Written problem >> Show each line from the listing that includes the word "type".

Exercise materials >>
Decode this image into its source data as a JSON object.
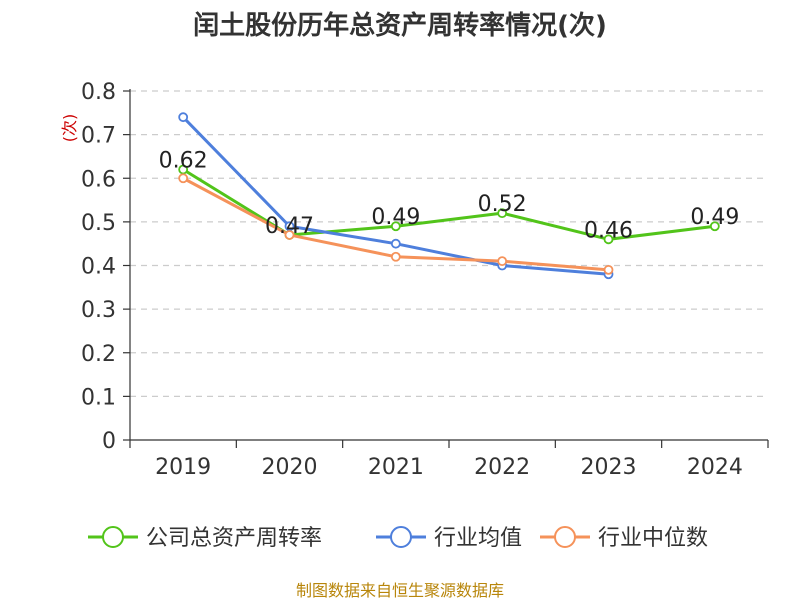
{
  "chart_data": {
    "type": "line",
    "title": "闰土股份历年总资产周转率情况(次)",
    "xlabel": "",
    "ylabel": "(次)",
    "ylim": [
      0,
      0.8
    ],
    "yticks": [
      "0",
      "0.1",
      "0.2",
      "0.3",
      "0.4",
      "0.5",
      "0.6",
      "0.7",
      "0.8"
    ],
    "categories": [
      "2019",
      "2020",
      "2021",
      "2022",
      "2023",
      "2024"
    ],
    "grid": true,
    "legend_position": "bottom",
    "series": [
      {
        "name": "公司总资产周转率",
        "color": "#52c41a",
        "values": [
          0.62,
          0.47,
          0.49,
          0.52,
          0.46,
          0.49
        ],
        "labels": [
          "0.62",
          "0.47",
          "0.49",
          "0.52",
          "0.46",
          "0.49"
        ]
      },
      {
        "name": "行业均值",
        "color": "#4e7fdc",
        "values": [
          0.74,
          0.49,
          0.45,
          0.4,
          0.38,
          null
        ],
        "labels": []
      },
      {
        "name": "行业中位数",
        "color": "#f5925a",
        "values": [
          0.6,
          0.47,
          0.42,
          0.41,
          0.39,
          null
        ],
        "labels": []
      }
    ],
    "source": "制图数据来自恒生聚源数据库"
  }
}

--

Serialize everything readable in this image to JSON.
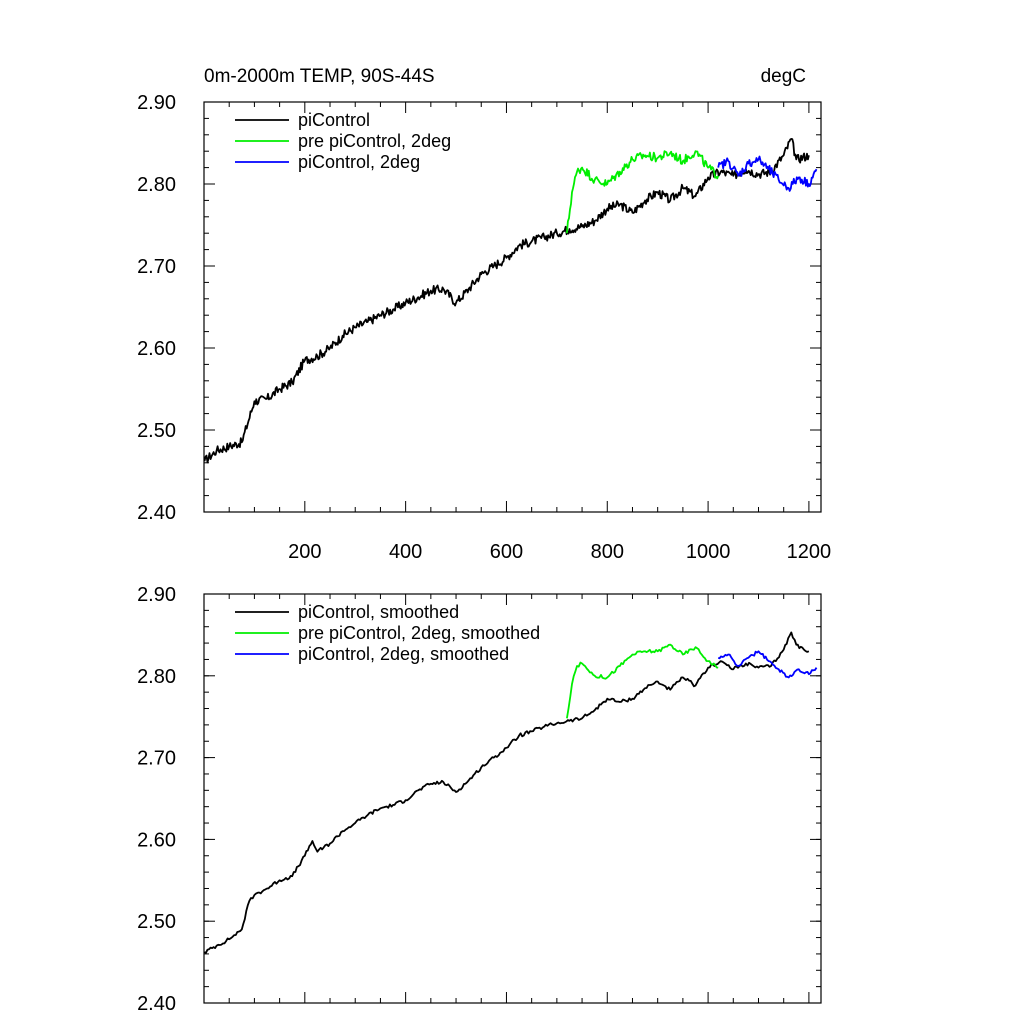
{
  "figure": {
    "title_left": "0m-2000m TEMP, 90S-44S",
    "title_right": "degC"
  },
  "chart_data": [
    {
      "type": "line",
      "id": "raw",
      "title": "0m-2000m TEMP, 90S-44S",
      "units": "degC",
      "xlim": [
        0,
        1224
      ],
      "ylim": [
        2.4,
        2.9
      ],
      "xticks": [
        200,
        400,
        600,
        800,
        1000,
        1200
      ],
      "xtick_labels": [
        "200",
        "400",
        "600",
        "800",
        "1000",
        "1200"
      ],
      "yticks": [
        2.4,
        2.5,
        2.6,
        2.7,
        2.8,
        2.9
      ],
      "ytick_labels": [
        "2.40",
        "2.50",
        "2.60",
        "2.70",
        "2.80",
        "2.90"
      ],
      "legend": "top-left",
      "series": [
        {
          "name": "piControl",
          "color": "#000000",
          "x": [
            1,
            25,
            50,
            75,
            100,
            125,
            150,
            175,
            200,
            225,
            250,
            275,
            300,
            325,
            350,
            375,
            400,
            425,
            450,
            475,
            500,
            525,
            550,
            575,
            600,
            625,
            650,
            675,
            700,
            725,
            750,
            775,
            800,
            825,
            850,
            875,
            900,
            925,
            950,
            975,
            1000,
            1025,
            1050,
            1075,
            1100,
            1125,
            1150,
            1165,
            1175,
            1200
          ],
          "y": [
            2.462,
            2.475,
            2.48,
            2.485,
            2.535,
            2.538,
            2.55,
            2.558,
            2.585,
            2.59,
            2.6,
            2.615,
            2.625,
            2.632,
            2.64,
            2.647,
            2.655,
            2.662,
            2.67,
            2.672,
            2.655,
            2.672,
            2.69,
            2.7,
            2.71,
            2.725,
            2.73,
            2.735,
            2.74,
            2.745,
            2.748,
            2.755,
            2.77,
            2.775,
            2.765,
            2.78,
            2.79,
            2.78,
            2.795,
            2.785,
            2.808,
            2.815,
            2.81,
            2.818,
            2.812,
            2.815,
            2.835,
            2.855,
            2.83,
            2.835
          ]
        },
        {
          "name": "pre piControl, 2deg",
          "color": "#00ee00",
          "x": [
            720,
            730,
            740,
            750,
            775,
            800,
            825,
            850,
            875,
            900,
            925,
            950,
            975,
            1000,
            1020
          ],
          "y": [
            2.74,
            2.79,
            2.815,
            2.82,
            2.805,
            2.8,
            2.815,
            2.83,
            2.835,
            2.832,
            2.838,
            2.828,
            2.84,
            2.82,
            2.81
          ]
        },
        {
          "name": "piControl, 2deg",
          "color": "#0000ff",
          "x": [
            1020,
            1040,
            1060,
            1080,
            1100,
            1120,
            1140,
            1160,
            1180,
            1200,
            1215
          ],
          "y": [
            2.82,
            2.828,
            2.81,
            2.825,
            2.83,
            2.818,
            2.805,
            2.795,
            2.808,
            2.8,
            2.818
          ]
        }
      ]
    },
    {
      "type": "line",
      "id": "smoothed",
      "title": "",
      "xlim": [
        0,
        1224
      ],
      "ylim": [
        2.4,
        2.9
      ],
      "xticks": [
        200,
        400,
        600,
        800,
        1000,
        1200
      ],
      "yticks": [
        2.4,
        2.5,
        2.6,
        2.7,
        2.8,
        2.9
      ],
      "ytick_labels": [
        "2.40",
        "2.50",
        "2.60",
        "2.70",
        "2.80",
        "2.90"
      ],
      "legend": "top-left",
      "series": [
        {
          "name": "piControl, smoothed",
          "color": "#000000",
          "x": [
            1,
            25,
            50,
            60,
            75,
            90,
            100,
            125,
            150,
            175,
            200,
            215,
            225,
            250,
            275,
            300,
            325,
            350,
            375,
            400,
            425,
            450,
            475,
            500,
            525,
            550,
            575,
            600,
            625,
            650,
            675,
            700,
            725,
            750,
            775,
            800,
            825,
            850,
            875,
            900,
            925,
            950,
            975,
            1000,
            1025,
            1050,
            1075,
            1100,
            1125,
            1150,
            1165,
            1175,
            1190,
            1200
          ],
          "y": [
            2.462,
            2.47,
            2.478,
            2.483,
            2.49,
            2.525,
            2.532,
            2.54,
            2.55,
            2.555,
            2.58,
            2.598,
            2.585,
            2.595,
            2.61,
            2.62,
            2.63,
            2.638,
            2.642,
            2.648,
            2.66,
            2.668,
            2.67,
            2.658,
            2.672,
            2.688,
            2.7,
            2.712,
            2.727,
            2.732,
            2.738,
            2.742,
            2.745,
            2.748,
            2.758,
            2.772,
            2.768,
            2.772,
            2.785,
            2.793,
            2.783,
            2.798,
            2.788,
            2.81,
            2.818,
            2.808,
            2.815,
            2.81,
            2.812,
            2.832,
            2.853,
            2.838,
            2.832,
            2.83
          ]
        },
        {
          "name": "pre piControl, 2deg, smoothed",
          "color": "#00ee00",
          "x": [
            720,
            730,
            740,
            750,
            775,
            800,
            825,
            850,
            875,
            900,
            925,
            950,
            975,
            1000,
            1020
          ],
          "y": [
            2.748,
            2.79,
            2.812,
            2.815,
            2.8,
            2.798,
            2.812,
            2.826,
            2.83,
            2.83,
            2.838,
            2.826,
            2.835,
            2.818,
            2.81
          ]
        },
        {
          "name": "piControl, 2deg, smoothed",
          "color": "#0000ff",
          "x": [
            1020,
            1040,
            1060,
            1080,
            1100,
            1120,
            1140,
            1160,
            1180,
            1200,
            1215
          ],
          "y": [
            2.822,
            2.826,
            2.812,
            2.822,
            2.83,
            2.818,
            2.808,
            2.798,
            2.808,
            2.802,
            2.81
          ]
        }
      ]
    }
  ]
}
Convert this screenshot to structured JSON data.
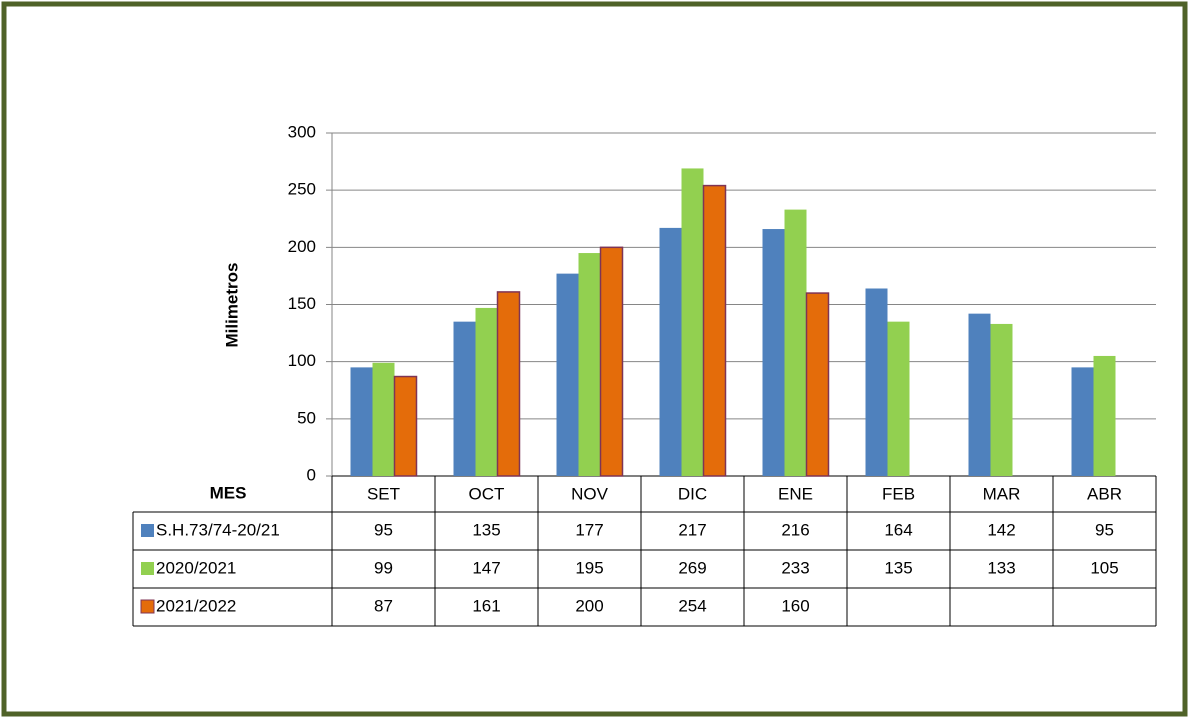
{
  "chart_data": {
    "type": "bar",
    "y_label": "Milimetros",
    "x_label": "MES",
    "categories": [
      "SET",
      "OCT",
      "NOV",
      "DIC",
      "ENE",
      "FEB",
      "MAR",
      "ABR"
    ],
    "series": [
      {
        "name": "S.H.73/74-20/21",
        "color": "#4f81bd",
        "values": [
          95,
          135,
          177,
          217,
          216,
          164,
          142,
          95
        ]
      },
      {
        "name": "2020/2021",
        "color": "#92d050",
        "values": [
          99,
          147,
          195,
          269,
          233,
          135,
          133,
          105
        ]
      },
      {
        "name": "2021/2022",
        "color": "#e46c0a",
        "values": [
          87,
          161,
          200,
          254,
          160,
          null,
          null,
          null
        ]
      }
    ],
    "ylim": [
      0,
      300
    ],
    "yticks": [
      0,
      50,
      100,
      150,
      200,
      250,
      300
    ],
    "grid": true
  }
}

Exercise output >>
    "type": "line",
      "type": "line",
      "type": "line",
    "type": "bar",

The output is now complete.